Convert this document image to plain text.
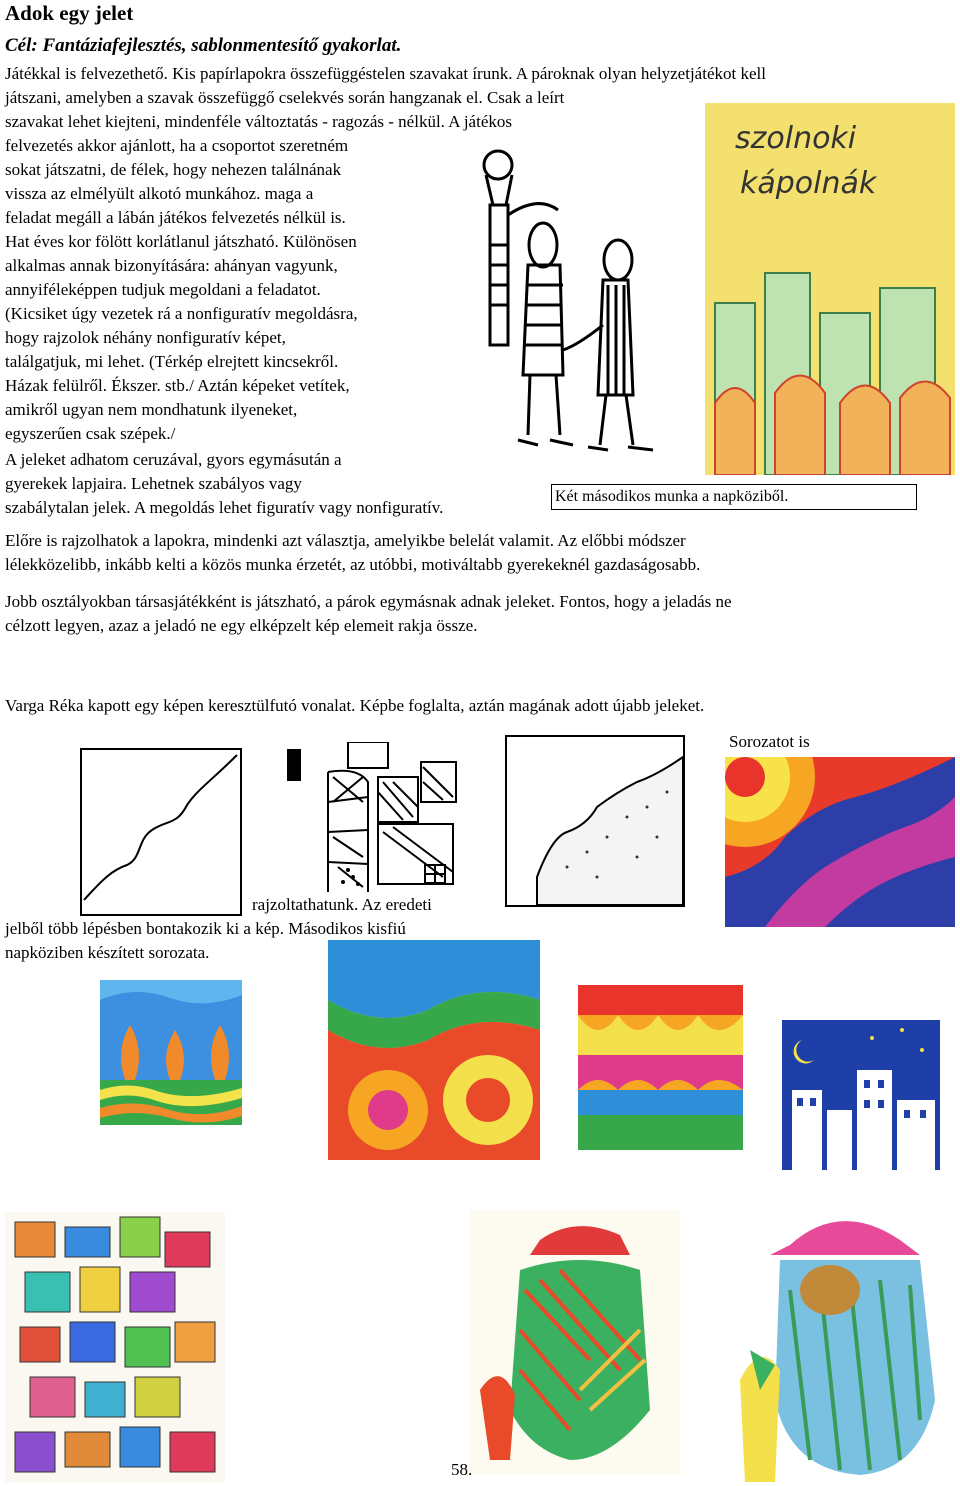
Adok egy jelet
Cél: Fantáziafejlesztés, sablonmentesítő gyakorlat.

Játékkal is felvezethető. Kis papírlapokra összefüggéstelen szavakat írunk. A pároknak olyan helyzetjátékot kell

játszani, amelyben a szavak összefüggő cselekvés során hangzanak el. Csak a leírt

szavakat lehet kiejteni, mindenféle változtatás - ragozás - nélkül. A játékos

felvezetés akkor ajánlott, ha a csoportot szeretném

sokat játszatni, de félek, hogy nehezen találnának

vissza az elmélyült alkotó munkához. maga a

feladat megáll a lábán játékos felvezetés nélkül is.

Hat éves kor fölött korlátlanul játszható. Különösen

alkalmas annak bizonyítására: ahányan vagyunk,

annyiféleképpen tudjuk megoldani a feladatot.

(Kicsiket úgy vezetek rá a nonfiguratív megoldásra,

hogy rajzolok néhány nonfiguratív képet,

találgatjuk, mi lehet. (Térkép elrejtett kincsekről.

Házak felülről. Ékszer. stb./ Aztán képeket vetítek,

amikről ugyan nem mondhatunk ilyeneket,

egyszerűen csak szépek./

A jeleket adhatom ceruzával, gyors egymásután a

gyerekek lapjaira. Lehetnek szabályos vagy

szabálytalan jelek. A megoldás lehet figuratív vagy nonfiguratív.

szolnoki
kápolnák
Két másodikos munka a napköziből.

Előre is rajzolhatok a lapokra, mindenki azt választja, amelyikbe belelát valamit. Az előbbi módszer

lélekközelibb, inkább kelti a közös munka érzetét, az utóbbi, motiváltabb gyerekeknél gazdaságosabb.

Jobb osztályokban társasjátékként is játszható, a párok egymásnak adnak jeleket. Fontos, hogy a jeladás ne

célzott legyen, azaz a jeladó ne egy elképzelt kép elemeit rakja össze.

Varga Réka kapott egy képen keresztülfutó vonalat. Képbe foglalta, aztán magának adott újabb jeleket.

Sorozatot is

rajzoltathatunk. Az eredeti

jelből több lépésben bontakozik ki a kép. Másodikos kisfiú

napköziben készített sorozata.

58.
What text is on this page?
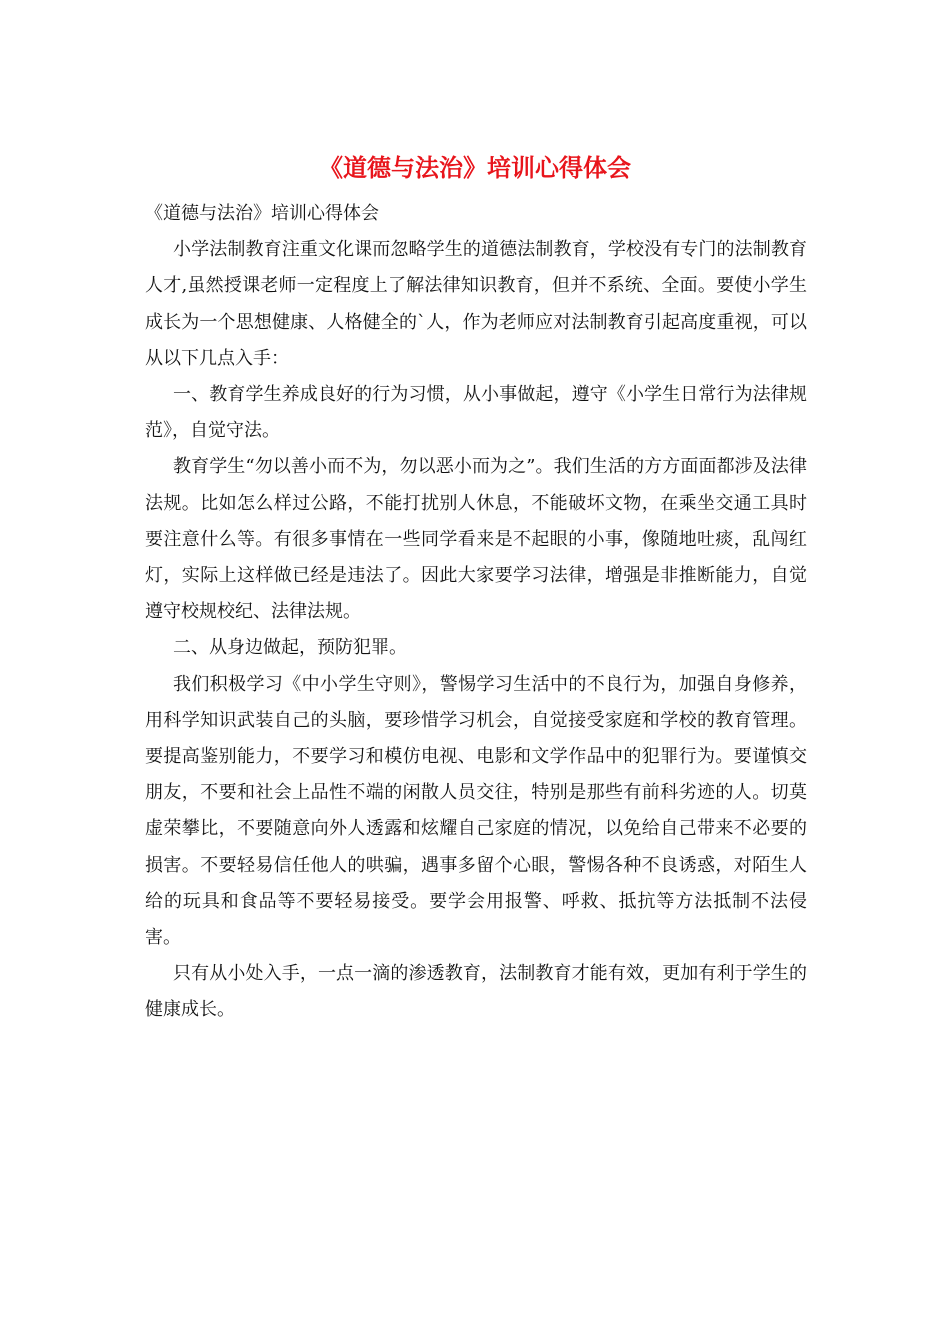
《道德与法治》培训心得体会

《道德与法治》培训心得体会

小学法制教育注重文化课而忽略学生的道德法制教育，学校没有专门的法制教育人才,虽然授课老师一定程度上了解法律知识教育，但并不系统、全面。要使小学生成长为一个思想健康、人格健全的`人，作为老师应对法制教育引起高度重视，可以从以下几点入手：

一、教育学生养成良好的行为习惯，从小事做起，遵守《小学生日常行为法律规范》，自觉守法。

教育学生“勿以善小而不为，勿以恶小而为之”。我们生活的方方面面都涉及法律法规。比如怎么样过公路，不能打扰别人休息，不能破坏文物，在乘坐交通工具时要注意什么等。有很多事情在一些同学看来是不起眼的小事，像随地吐痰，乱闯红灯，实际上这样做已经是违法了。因此大家要学习法律，增强是非推断能力，自觉遵守校规校纪、法律法规。

二、从身边做起，预防犯罪。

我们积极学习《中小学生守则》，警惕学习生活中的不良行为，加强自身修养，用科学知识武装自己的头脑，要珍惜学习机会，自觉接受家庭和学校的教育管理。要提高鉴别能力，不要学习和模仿电视、电影和文学作品中的犯罪行为。要谨慎交朋友，不要和社会上品性不端的闲散人员交往，特别是那些有前科劣迹的人。切莫虚荣攀比，不要随意向外人透露和炫耀自己家庭的情况，以免给自己带来不必要的损害。不要轻易信任他人的哄骗，遇事多留个心眼，警惕各种不良诱惑，对陌生人给的玩具和食品等不要轻易接受。要学会用报警、呼救、抵抗等方法抵制不法侵害。

只有从小处入手，一点一滴的渗透教育，法制教育才能有效，更加有利于学生的健康成长。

PROBLEM DETAILS
Pick out each line containing the string "this" and copy it.

COMPLETED EXERCISE
Convert this document image to plain text.
What text is on this page?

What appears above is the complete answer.